◆ **Ваши задания**
- 1) Перепишите из отрывка о Гловацком фрагмент без изменений, начиная со слов «Ведут, бывало, к» и продолжая до слов «них Бога молила.» включительно.
- 2) Перечислите все фамилии людей, которые упоминаются в отрывке о Гловацком.
- 3) Сколько розог в итоге дали Гловацкому за то, что он не снял шапку перед господином Дмитриевым, согласно отрывку о Гловацком?

За обращение к доктору Гловацкого считали «лодырем» и отправляли на наиболее тяжкие работы, — на вытаску брёвен из тайги.
— Три раза за одно бревно пороли: никак вытащить не мог, обессилел! — вспоминает Гловацкий одно особенно памятное ему дерево.
Вообще в этих воспоминаниях Гловацкого, как и вообще в воспоминаниях всех каторжников бывшей Воеводской тюрьмы, ничего не слышно, кроме свиста розг и плетей.
Ведут, бывало, к Фельдману, только молишь Бога, чтобы дети его дома были. Дети, — дай им, Господи, всего хорошего, всех благ земных и небесных, — не допускали его до порки. Затрясутся, бывало, побледнеют: «Папочка, не делай этого, папочка, не пори!» Ему перед ними станет совестно, ну, и махнёт рукой. Вся каторга за них Бога молила.
Но и это было небольшим облегчением:
— Что Фельдман! Старшим надзирателем тогда Старцев был. Бывало, пока до Фельдмана ещё доведёт, до полусмерти изобьёт. Еле на ногах стоишь!
Всё тяжелее и тяжелее было жить этому измученному человеку. В 92-м году он и совсем, как говорят на Сахалине, «попал под колесо судьбы».
— Иду как-то задумавшись, — вдруг окрик: «Ты чего шапки не снимаешь?» Господин Дмитриев. Задумался и не заметил, что он на крылечке сидит. «Дать ему сто!»
Но Гловацкому дали только 50. После пятидесятой розги он был снят с «кобылы» без чувств и два дня пролежал в «околотке». Не успел поправиться, — новая порка. Играли в тюрьме в карты рядом с местом Гловацкого. Как вдруг нагрянул тогда заменявший начальника округа Шилкин. «Стрёмщики» не успели предупредить, тюрьма была захвачена врасплох. Карты не успели спрятать и бросили как попало, на нары.
— Чьё место? — спросил начальник, указывая на карты[1].
— Гловацкого!
— Сто!
— Да я не играл…
— Сто!
И Гловацкому, действительно, вовсе не играющему в карты, «всыпали» сто. На этот раз Гловацкий выдержал всю сотню, но после наказания даже тогдашний сахалинский доктор положил его на три дня в лазарет и дал после этого неделю отдыха.
— Только вышел, иду, еле ноги двигаю, — голос. Господин Шилкин перед очами. Ну, ей Богу, мне с перепуга показалось, что он из-под земли передо мной вырос. И не заметил, что он в сторонке сидел. «Так ты вот ещё как? Ты сопротивничать? Не кланяться ещё вздумал? Пятьдесят». Дали. Вижу, душа уж с телом расстаётся. Смерть подходит неминучая.
Как раз в это время один кабардинец собирал в Воеводской тюрьме партию для побега. Кабардинцу предстояло получить 70 плетей. Он подбирал людей, для которых смерть была бы, как и для него, — ничто. К этой-то партии и примкнул Гловацкий. Бежали четверо кавказцев, Гловацкий и каторжник Бейлин, сыгравший впоследствии страшную роль в жизни Гловацкого.
Бейлин после ухода из тюрьмы отделился от партии и пошёл бродяжить один. А пятеро беглецов сколотили плот и поплыли по Татарскому проливу.

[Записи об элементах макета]
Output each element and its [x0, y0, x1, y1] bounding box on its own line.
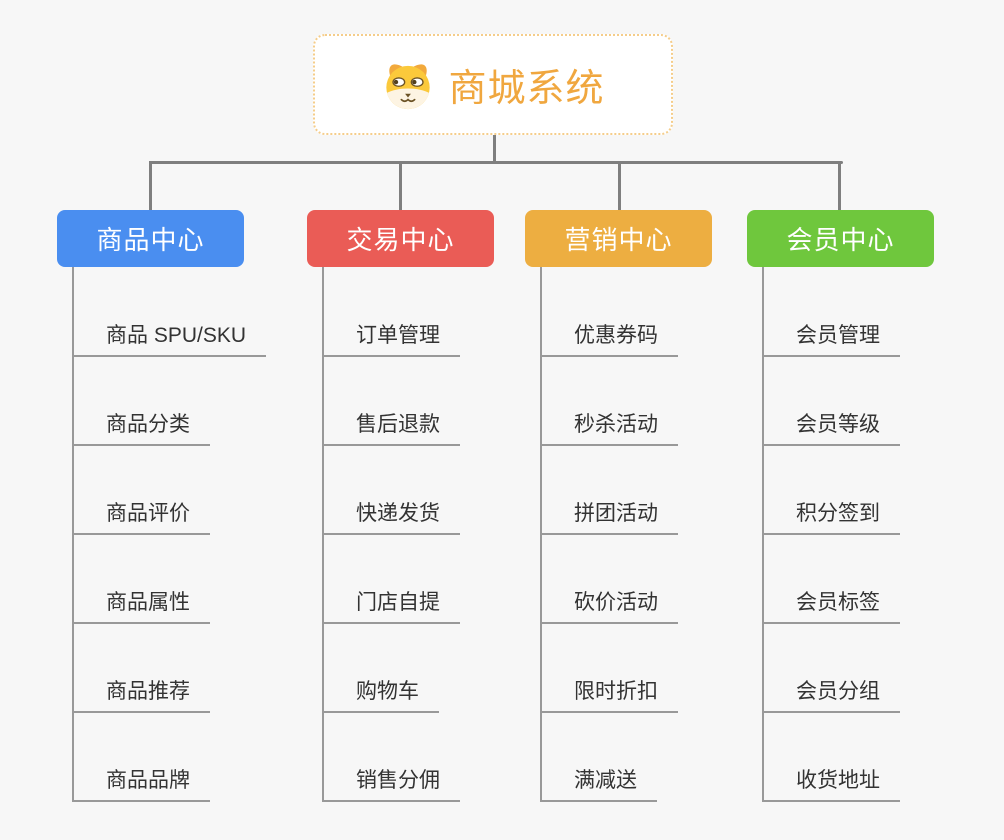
- topic-store-pickup[interactable]: 门店自提: [322, 589, 460, 624]
- topic-bargain-activity[interactable]: 砍价活动: [540, 589, 678, 624]
- topic-product-brand[interactable]: 商品品牌: [72, 767, 210, 802]
- connector-root-stem: [493, 135, 496, 162]
- topic-product-review[interactable]: 商品评价: [72, 500, 210, 535]
- topic-aftersale-refund[interactable]: 售后退款: [322, 411, 460, 446]
- topic-member-management[interactable]: 会员管理: [762, 322, 900, 357]
- topic-flash-sale[interactable]: 秒杀活动: [540, 411, 678, 446]
- topic-member-groups[interactable]: 会员分组: [762, 678, 900, 713]
- topic-coupon-code[interactable]: 优惠券码: [540, 322, 678, 357]
- root-topic[interactable]: 商城系统: [313, 34, 673, 135]
- connector-horizontal-bar: [149, 161, 843, 164]
- branch-header-trade[interactable]: 交易中心: [307, 210, 494, 267]
- branch-header-products[interactable]: 商品中心: [57, 210, 244, 267]
- connector-drop-members: [838, 161, 841, 210]
- branch-header-members[interactable]: 会员中心: [747, 210, 934, 267]
- topic-points-checkin[interactable]: 积分签到: [762, 500, 900, 535]
- topic-express-shipping[interactable]: 快递发货: [322, 500, 460, 535]
- branch-header-marketing[interactable]: 营销中心: [525, 210, 712, 267]
- root-topic-title: 商城系统: [448, 68, 605, 110]
- topic-shopping-cart[interactable]: 购物车: [322, 678, 439, 713]
- topic-member-tags[interactable]: 会员标签: [762, 589, 900, 624]
- topic-product-spu-sku[interactable]: 商品 SPU/SKU: [72, 322, 267, 357]
- topic-product-attribute[interactable]: 商品属性: [72, 589, 210, 624]
- topic-sales-commission[interactable]: 销售分佣: [322, 767, 460, 802]
- connector-drop-trade: [399, 161, 402, 210]
- topic-spend-save[interactable]: 满减送: [540, 767, 657, 802]
- connector-drop-products: [149, 161, 152, 210]
- connector-drop-marketing: [618, 161, 621, 210]
- topic-product-category[interactable]: 商品分类: [72, 411, 210, 446]
- topic-shipping-address[interactable]: 收货地址: [762, 767, 900, 802]
- topic-order-management[interactable]: 订单管理: [322, 322, 460, 357]
- topic-product-recommend[interactable]: 商品推荐: [72, 678, 210, 713]
- topic-member-level[interactable]: 会员等级: [762, 411, 900, 446]
- dog-face-icon: [386, 63, 431, 109]
- topic-limited-time-discount[interactable]: 限时折扣: [540, 678, 678, 713]
- topic-group-buy[interactable]: 拼团活动: [540, 500, 678, 535]
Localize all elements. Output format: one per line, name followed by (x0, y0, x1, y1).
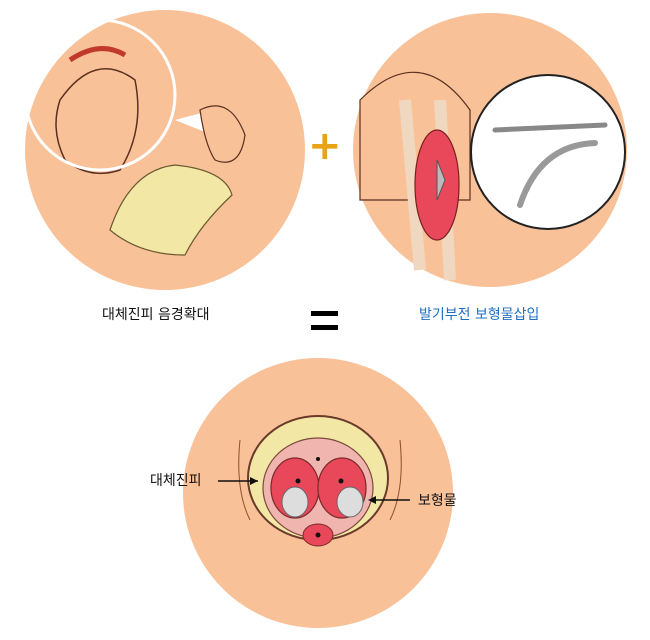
plus-sign: + (308, 123, 342, 169)
equals-sign (311, 308, 338, 330)
implant-illustration (353, 13, 627, 287)
dermal-graft-label: 대체진피 (150, 473, 202, 489)
dermal-graft-caption: 대체진피 음경확대 (102, 307, 210, 323)
cross-section-illustration (183, 358, 453, 628)
dermal-graft-illustration (23, 10, 305, 290)
implant-caption: 발기부전 보형물삽입 (419, 307, 540, 323)
implant-label: 보형물 (418, 493, 457, 509)
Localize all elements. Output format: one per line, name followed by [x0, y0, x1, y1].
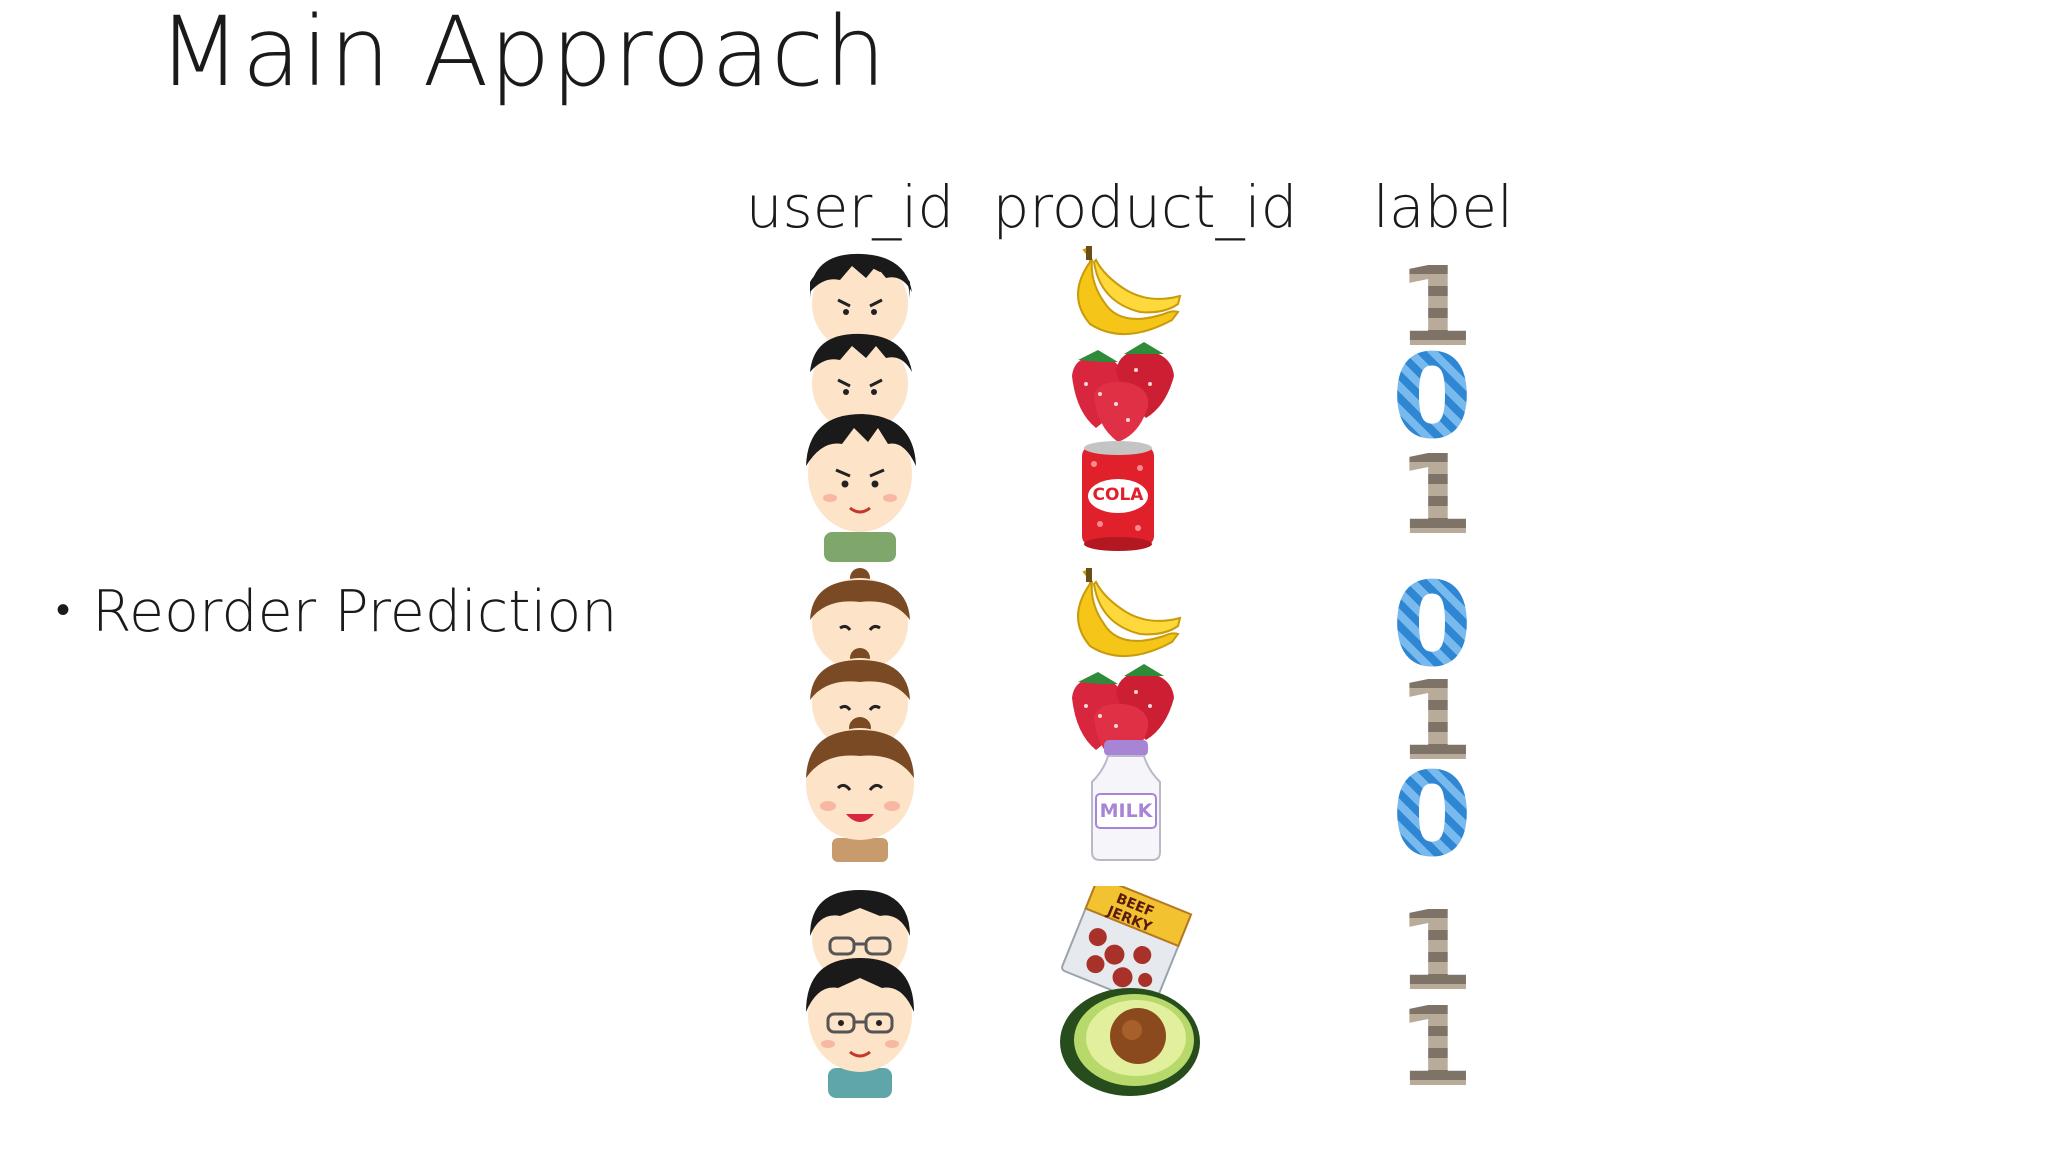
- label-value: 1: [1397, 657, 1474, 785]
- slide-title: Main Approach: [158, 0, 887, 108]
- bullet-item: • Reorder Prediction: [56, 575, 617, 647]
- banana-icon: [1077, 568, 1182, 657]
- user-2-stack-icon: [806, 568, 914, 862]
- label-value: 0: [1384, 340, 1480, 456]
- column-header-product-id: product_id: [992, 173, 1298, 241]
- strawberry-icon: [1072, 664, 1174, 764]
- user-1-stack-icon: [806, 253, 916, 562]
- bullet-text: Reorder Prediction: [92, 579, 618, 645]
- beef-jerky-icon: BEEF JERKY: [1058, 886, 1194, 998]
- cola-label: COLA: [1092, 485, 1144, 505]
- label-value: 0: [1384, 758, 1480, 874]
- banana-icon: [1077, 246, 1182, 335]
- label-value: 1: [1397, 243, 1474, 371]
- user-3-stack-icon: [806, 890, 914, 1098]
- milk-label: MILK: [1099, 800, 1153, 822]
- column-header-user-id: user_id: [745, 173, 955, 241]
- strawberry-icon: [1072, 342, 1174, 442]
- column-header-label: label: [1372, 173, 1514, 241]
- label-value: 1: [1397, 983, 1474, 1111]
- user-face-icon: [810, 253, 912, 352]
- bullet-dot-icon: •: [56, 587, 71, 633]
- label-value: 1: [1397, 431, 1474, 559]
- label-value: 1: [1397, 887, 1474, 1015]
- milk-bottle-icon: MILK: [1086, 740, 1166, 862]
- avocado-icon: [1060, 988, 1200, 1096]
- label-value: 0: [1384, 568, 1480, 684]
- cola-can-icon: COLA: [1080, 440, 1156, 552]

◆ **Результаты по заданиям**
- 1)
Ведут, бывало, к Фельдману, только молишь Бога, чтобы дети его дома были. Дети, — дай им, Господи, всего хорошего, всех благ земных и небесных, — не допускали его до порки. Затрясутся, бывало, побледнеют: «Папочка, не делай этого, папочка, не пори!» Ему перед ними станет совестно, ну, и махнёт рукой. Вся каторга за них Бога молила.

- 2) Гловацкий, Фельдман, Старцев, Дмитриев, Шилкин, Бейлин.

- 3) Гловацкому дали 50 розог, хотя приказано было дать сто.